**TEXT PROVIDED**
As per the illustration above, you must have achieved the right balance with your automated testing solutions so that they are both fast to execute and they provide a high level of coverage. As you can imagine, this is no easy feat and understandably, this is where most teams abandon the idea of automated testing (and DevOps entirely) and rely on good old manual testing. However, specific strategies can be employed to address this challenge. This includes making use of stubs, mocks and fakes in unit testing, creating mock services in place of external service calls for functional testing, and selectively executing tests for critical functionalities of the product.
The second challenge when it comes to automated testing is the maintenance aspect of it. The change to our codebase occurs daily. This is more so for a product that is being actively developed or for early-stage startups who are at the experimenting stage. In this situation, there is a high possibility that many of your tests will break. It is also typical to see that tasks to update the test scripts often get pushed aside when the team works on rolling out a feature urgently, with hopes that we will get to it later. But more often than not, that “later” never comes, incurring more technical debt. When automated test results can no longer be relied upon we again turn to manual testing. You must have processes in place that the entire test suite for the product stays up-to-date at all times, including measures in place to cater to any exceptions that are sometimes inevitable i.e. cutting corners.

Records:
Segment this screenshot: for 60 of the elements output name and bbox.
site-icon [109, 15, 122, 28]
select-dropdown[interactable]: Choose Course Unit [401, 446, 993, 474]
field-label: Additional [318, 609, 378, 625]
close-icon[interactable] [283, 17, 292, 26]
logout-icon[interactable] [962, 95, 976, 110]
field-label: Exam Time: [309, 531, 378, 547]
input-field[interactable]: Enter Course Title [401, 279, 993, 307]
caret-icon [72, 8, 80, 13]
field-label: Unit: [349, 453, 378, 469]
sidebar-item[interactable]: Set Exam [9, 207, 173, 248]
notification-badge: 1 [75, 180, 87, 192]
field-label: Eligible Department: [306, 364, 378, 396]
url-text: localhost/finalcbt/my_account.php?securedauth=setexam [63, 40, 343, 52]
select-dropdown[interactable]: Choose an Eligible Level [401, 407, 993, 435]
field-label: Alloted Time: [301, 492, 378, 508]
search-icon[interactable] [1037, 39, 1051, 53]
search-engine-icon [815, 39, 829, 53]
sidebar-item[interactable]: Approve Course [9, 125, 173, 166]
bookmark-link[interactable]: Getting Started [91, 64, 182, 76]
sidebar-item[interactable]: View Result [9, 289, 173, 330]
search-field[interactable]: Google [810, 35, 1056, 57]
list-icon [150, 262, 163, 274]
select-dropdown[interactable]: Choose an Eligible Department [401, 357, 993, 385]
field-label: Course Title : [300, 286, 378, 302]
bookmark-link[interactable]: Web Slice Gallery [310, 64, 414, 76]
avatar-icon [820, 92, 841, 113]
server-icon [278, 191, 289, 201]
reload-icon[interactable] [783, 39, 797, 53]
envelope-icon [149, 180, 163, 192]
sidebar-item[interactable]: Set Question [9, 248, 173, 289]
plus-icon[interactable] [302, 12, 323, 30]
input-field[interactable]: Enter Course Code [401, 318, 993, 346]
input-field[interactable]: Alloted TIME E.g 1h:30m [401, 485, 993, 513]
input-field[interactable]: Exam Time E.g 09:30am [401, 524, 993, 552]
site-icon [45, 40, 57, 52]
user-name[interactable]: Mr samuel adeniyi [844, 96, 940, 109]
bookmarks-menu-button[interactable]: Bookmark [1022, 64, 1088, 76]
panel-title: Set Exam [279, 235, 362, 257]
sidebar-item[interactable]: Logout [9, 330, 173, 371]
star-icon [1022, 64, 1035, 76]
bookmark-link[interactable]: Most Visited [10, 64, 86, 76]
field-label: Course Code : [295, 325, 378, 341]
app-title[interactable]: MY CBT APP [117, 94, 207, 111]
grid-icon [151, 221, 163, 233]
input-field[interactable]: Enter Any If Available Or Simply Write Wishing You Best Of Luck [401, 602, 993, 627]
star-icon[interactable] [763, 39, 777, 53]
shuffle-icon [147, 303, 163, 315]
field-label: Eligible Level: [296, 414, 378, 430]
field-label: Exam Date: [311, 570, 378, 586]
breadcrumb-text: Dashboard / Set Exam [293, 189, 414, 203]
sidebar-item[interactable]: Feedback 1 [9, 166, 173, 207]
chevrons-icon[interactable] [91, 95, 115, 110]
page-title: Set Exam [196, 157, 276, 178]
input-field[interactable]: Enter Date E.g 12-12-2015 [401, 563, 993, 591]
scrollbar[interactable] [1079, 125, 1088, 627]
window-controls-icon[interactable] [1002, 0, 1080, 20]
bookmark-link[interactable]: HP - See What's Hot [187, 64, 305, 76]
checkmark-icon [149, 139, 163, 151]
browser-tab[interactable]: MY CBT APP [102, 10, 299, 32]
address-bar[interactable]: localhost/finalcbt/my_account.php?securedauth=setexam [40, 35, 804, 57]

**REQUIRED WORK**
Can you transcribe the passage on automated testing word for word, from start to finish? The records play no part in what follows.

**RESPONSE**
As per the illustration above, you must have achieved the right balance with your automated testing solutions so that they are both fast to execute and they provide a high level of coverage. As you can imagine, this is no easy feat and understandably, this is where most teams abandon the idea of automated testing (and DevOps entirely) and rely on good old manual testing. However, specific strategies can be employed to address this challenge. This includes making use of stubs, mocks and fakes in unit testing, creating mock services in place of external service calls for functional testing, and selectively executing tests for critical functionalities of the product.
The second challenge when it comes to automated testing is the maintenance aspect of it. The change to our codebase occurs daily. This is more so for a product that is being actively developed or for early-stage startups who are at the experimenting stage. In this situation, there is a high possibility that many of your tests will break. It is also typical to see that tasks to update the test scripts often get pushed aside when the team works on rolling out a feature urgently, with hopes that we will get to it later. But more often than not, that “later” never comes, incurring more technical debt. When automated test results can no longer be relied upon we again turn to manual testing. You must have processes in place that the entire test suite for the product stays up-to-date at all times, including measures in place to cater to any exceptions that are sometimes inevitable i.e. cutting corners.